Request => Find how many lines contain "marker" and state only that number.

:: Recorded information ::

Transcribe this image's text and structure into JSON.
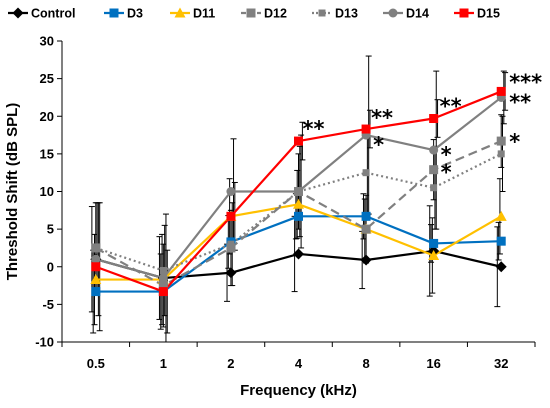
{
  "chart_data": {
    "type": "line",
    "xlabel": "Frequency (kHz)",
    "ylabel": "Threshold Shift (dB SPL)",
    "categories": [
      "0.5",
      "1",
      "2",
      "4",
      "8",
      "16",
      "32"
    ],
    "ylim": [
      -10,
      30
    ],
    "yticks": [
      -10,
      -5,
      0,
      5,
      10,
      15,
      20,
      25,
      30
    ],
    "grid": false,
    "legend_position": "top",
    "series": [
      {
        "name": "Control",
        "color": "#000000",
        "dash": "solid",
        "marker": "diamond",
        "values": [
          1.0,
          -1.5,
          -0.8,
          1.7,
          0.9,
          2.1,
          0.0
        ],
        "error": [
          7.0,
          5.5,
          3.8,
          5.0,
          3.8,
          6.0,
          5.3
        ]
      },
      {
        "name": "D3",
        "color": "#0070C0",
        "dash": "solid",
        "marker": "square",
        "values": [
          -3.3,
          -3.3,
          3.3,
          6.7,
          6.7,
          3.1,
          3.4
        ],
        "error": [
          5.5,
          5.0,
          3.5,
          3.0,
          3.0,
          2.5,
          2.5
        ]
      },
      {
        "name": "D11",
        "color": "#FFC000",
        "dash": "solid",
        "marker": "triangle",
        "values": [
          -1.7,
          -1.7,
          6.7,
          8.3,
          5.0,
          1.5,
          6.7
        ],
        "error": [
          6.0,
          6.0,
          5.0,
          4.5,
          4.0,
          5.0,
          5.0
        ]
      },
      {
        "name": "D12",
        "color": "#808080",
        "dash": "dashed",
        "marker": "square",
        "values": [
          2.5,
          -2.5,
          2.5,
          10.0,
          5.0,
          12.9,
          16.7
        ],
        "error": [
          6.0,
          5.5,
          5.0,
          5.0,
          4.5,
          4.0,
          3.5
        ]
      },
      {
        "name": "D13",
        "color": "#808080",
        "dash": "dotted",
        "marker": "square-small",
        "values": [
          2.5,
          -0.5,
          3.0,
          10.0,
          12.5,
          10.5,
          15.0
        ],
        "error": [
          6.0,
          6.0,
          5.5,
          6.0,
          6.0,
          5.5,
          5.0
        ]
      },
      {
        "name": "D14",
        "color": "#808080",
        "dash": "solid",
        "marker": "circle",
        "values": [
          1.0,
          -1.5,
          10.0,
          10.0,
          17.5,
          15.5,
          22.5
        ],
        "error": [
          7.5,
          8.5,
          7.0,
          7.5,
          10.5,
          10.5,
          3.5
        ]
      },
      {
        "name": "D15",
        "color": "#FF0000",
        "dash": "solid",
        "marker": "square",
        "values": [
          0.0,
          -3.3,
          6.7,
          16.7,
          18.3,
          19.7,
          23.3
        ],
        "error": [
          8.5,
          5.5,
          4.5,
          2.5,
          2.5,
          2.5,
          2.5
        ]
      }
    ],
    "annotations": [
      {
        "x": "4",
        "y": 16.7,
        "text": "**"
      },
      {
        "x": "8",
        "y": 18.3,
        "text": "**"
      },
      {
        "x": "8",
        "y": 16.7,
        "text": "*"
      },
      {
        "x": "16",
        "y": 19.7,
        "text": "**"
      },
      {
        "x": "16",
        "y": 15.5,
        "text": "*"
      },
      {
        "x": "16",
        "y": 12.9,
        "text": "*"
      },
      {
        "x": "32",
        "y": 23.3,
        "text": "***"
      },
      {
        "x": "32",
        "y": 22.5,
        "text": "**"
      },
      {
        "x": "32",
        "y": 16.7,
        "text": "*"
      }
    ]
  }
}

:::

Task result => 7